■ What is needed ■
Read the lines below and count those that have the word "this". Respond with the number only.

[Stored entries]
** Begin **
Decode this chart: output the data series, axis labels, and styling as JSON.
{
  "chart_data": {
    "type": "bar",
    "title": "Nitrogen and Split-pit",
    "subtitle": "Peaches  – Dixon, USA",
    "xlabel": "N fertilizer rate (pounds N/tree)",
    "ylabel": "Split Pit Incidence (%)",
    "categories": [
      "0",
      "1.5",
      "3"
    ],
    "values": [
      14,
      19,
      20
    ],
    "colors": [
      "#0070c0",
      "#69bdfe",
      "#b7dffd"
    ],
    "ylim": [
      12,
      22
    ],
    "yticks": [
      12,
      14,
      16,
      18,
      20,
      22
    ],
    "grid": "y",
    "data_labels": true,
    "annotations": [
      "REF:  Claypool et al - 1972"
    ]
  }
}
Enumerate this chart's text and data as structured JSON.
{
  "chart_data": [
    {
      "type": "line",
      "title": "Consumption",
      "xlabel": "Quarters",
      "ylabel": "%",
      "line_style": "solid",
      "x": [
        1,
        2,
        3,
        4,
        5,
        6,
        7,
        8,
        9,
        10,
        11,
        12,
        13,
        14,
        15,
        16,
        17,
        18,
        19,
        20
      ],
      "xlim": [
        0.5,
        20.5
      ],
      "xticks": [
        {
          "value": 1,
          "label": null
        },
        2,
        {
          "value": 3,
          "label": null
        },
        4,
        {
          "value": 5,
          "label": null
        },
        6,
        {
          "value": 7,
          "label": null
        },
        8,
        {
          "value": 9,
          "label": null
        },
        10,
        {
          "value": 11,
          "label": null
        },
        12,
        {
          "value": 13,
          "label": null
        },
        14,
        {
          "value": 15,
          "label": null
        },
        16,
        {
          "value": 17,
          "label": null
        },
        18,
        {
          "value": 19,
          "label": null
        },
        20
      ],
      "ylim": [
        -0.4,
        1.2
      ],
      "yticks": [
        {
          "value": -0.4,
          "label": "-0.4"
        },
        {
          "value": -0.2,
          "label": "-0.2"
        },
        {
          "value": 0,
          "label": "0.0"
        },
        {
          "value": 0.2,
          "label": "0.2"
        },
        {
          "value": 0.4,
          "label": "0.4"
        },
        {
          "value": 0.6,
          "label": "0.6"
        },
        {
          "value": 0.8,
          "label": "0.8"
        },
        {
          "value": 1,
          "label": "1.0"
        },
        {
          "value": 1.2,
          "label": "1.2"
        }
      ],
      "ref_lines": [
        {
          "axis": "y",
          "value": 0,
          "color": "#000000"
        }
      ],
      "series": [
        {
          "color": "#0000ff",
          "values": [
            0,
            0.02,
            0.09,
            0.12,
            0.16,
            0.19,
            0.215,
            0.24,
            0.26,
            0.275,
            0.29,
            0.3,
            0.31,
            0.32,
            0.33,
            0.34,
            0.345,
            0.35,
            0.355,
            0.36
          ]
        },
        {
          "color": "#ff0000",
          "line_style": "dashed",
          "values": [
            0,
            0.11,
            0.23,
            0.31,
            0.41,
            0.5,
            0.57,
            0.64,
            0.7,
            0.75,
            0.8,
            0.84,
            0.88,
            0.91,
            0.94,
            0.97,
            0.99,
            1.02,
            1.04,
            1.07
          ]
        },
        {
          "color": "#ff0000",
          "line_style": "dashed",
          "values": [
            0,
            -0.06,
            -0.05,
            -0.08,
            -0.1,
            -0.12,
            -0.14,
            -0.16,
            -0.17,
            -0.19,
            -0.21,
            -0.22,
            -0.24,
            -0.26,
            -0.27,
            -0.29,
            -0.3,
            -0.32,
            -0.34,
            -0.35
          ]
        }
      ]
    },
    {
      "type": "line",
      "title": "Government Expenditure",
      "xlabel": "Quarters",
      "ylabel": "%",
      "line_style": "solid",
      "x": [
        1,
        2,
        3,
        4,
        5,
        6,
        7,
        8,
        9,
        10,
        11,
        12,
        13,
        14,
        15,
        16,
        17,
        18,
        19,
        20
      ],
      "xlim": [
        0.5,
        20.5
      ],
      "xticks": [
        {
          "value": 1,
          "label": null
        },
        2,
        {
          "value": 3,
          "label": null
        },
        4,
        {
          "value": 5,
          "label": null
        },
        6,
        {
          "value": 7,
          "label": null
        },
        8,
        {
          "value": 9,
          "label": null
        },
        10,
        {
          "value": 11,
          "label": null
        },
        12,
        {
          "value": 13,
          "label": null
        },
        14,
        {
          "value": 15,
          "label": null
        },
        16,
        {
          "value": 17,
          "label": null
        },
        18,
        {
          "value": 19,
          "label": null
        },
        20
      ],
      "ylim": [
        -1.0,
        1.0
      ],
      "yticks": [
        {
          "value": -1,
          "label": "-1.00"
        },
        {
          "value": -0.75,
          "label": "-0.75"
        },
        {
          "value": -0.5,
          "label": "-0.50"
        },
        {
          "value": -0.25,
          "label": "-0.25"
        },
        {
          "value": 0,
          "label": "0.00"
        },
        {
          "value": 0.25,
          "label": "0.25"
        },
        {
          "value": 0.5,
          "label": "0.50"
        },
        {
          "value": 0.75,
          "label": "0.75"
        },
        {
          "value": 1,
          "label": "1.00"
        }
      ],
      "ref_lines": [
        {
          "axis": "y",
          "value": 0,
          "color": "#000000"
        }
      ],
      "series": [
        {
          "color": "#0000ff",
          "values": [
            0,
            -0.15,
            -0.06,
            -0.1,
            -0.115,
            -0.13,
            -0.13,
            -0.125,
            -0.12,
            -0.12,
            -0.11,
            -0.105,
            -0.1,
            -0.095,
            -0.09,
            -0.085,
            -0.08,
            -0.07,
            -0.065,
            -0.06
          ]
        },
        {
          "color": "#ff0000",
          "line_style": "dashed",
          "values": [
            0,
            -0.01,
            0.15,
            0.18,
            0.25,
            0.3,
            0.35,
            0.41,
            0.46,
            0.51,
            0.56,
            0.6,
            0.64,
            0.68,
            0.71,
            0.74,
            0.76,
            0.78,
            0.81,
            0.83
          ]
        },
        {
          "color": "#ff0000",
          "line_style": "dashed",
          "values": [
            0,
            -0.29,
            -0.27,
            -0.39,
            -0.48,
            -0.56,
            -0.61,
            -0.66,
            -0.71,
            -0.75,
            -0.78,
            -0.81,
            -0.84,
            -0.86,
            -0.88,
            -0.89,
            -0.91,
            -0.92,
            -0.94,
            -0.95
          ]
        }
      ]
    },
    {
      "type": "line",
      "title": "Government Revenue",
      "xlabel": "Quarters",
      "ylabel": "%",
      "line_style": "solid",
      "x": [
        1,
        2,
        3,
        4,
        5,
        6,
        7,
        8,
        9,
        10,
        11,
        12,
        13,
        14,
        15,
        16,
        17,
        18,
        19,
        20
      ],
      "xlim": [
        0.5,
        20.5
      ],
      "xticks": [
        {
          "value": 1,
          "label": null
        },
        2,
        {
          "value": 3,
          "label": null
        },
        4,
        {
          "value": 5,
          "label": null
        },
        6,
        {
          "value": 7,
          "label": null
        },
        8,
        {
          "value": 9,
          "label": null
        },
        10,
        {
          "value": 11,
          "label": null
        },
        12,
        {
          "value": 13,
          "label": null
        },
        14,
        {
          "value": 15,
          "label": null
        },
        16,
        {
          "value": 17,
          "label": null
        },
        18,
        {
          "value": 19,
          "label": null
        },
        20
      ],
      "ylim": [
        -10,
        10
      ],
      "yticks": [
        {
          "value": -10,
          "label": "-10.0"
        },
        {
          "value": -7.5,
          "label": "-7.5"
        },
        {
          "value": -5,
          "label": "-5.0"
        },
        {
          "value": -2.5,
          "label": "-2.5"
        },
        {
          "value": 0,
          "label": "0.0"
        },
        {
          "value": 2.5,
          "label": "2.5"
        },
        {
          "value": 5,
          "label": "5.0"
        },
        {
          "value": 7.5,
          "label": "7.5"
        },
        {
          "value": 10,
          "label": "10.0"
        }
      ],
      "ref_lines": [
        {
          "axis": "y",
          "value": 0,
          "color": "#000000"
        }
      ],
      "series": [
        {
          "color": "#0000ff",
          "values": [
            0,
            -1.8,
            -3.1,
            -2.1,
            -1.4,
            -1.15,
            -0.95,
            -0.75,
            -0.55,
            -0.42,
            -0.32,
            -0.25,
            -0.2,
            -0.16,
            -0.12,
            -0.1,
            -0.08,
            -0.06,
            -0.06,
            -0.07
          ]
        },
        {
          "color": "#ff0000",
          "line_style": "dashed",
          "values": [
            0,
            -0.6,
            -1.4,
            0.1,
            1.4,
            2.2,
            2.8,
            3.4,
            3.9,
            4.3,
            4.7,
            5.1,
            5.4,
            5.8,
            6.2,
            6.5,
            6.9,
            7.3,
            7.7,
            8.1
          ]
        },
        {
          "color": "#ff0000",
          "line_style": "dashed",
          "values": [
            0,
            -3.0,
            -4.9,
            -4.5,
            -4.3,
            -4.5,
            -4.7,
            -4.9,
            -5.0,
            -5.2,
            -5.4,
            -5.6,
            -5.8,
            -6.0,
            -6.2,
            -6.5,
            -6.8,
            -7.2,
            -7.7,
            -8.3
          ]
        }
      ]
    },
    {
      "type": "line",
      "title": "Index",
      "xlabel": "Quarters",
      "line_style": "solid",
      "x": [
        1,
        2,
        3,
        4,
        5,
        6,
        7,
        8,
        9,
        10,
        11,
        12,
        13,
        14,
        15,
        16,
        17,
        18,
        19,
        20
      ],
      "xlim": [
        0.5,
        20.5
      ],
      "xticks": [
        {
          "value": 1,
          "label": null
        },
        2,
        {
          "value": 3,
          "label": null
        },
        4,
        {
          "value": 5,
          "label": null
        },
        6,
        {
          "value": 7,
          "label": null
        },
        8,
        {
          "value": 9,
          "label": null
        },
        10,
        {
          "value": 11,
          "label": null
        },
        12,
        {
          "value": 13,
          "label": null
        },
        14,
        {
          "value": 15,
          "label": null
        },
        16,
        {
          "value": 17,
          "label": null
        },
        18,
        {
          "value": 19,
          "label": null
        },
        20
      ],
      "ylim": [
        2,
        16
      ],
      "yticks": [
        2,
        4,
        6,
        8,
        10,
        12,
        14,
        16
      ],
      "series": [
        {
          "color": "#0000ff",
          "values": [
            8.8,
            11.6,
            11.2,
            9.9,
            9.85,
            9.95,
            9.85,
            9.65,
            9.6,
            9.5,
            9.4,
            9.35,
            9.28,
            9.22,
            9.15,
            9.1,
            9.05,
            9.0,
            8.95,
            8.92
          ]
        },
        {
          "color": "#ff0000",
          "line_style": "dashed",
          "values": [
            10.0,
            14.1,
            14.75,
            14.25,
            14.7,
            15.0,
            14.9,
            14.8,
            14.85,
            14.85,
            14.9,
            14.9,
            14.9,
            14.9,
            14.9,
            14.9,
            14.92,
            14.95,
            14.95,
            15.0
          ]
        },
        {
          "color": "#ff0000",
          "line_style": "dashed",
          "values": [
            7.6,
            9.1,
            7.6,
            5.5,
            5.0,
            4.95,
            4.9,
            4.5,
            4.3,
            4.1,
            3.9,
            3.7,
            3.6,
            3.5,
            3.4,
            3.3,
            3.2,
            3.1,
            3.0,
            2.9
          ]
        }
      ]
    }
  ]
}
** End **
■ Answer ■
2